Data extracted from a collection:

--- --- ---

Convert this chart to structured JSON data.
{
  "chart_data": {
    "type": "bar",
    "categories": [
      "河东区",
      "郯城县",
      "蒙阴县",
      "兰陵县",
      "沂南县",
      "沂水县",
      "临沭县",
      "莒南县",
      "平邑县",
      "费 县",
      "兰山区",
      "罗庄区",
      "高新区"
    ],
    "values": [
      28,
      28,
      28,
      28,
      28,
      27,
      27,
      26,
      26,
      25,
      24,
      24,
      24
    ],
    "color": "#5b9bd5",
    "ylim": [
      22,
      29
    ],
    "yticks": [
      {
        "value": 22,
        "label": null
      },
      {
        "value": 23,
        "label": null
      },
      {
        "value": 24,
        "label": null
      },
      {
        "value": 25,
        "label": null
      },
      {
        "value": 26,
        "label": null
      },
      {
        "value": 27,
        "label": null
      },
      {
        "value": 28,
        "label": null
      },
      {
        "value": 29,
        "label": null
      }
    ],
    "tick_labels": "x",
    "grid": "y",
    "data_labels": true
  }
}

--- --- ---

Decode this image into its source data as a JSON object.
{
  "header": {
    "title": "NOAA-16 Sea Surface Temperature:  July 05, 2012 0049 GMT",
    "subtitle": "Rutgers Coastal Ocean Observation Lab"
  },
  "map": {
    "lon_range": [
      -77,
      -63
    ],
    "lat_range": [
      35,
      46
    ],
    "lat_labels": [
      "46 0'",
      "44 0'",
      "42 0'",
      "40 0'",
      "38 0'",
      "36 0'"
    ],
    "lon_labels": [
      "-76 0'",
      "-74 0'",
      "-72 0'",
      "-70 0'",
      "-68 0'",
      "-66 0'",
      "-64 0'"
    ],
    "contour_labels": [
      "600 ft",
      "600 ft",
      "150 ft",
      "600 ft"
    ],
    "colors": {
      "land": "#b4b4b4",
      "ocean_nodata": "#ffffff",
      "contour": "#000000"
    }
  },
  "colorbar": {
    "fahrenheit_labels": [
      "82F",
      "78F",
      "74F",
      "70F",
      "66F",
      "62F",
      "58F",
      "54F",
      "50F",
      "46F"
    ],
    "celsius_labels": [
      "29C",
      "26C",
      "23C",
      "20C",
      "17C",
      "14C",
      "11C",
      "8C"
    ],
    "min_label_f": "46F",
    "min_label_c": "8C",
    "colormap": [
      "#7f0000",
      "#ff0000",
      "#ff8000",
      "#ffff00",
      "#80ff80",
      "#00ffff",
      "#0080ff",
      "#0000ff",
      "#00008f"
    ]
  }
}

--- --- ---

=== INSTRUCTION ===
Go through the records and pull out each line that includes the word "this".

=== RESPONSE TO THE EXERCISE ===
Convert this chart to structured JSON data.
Decode this image into its source data as a JSON object.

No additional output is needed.